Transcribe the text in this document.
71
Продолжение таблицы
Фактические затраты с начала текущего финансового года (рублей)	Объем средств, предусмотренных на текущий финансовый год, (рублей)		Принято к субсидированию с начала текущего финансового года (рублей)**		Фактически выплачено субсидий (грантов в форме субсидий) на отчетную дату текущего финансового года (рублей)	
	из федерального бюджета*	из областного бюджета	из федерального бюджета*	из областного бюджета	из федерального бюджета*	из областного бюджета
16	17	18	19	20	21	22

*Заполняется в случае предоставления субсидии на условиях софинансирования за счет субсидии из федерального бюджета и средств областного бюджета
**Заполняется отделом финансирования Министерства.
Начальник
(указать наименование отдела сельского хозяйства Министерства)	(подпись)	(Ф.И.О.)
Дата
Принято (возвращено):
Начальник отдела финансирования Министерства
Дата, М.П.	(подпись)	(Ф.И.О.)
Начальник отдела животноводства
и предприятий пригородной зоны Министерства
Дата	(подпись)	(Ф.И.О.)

WHAT IS REQUIRED:
Please set down each line of the records exactly as given.

RESULT FOR THIS TASK:
Transcribe the text in this document.
71
Продолжение таблицы
Фактические затраты с начала текущего финансового года (рублей)	Объем средств, предусмотренных на текущий финансовый год, (рублей)		Принято к субсидированию с начала текущего финансового года (рублей)**		Фактически выплачено субсидий (грантов в форме субсидий) на отчетную дату текущего финансового года (рублей)	
	из федерального бюджета*	из областного бюджета	из федерального бюджета*	из областного бюджета	из федерального бюджета*	из областного бюджета
16	17	18	19	20	21	22

*Заполняется в случае предоставления субсидии на условиях софинансирования за счет субсидии из федерального бюджета и средств областного бюджета
**Заполняется отделом финансирования Министерства.
Начальник
(указать наименование отдела сельского хозяйства Министерства)	(подпись)	(Ф.И.О.)
Дата
Принято (возвращено):
Начальник отдела финансирования Министерства
Дата, М.П.	(подпись)	(Ф.И.О.)
Начальник отдела животноводства
и предприятий пригородной зоны Министерства
Дата	(подпись)	(Ф.И.О.)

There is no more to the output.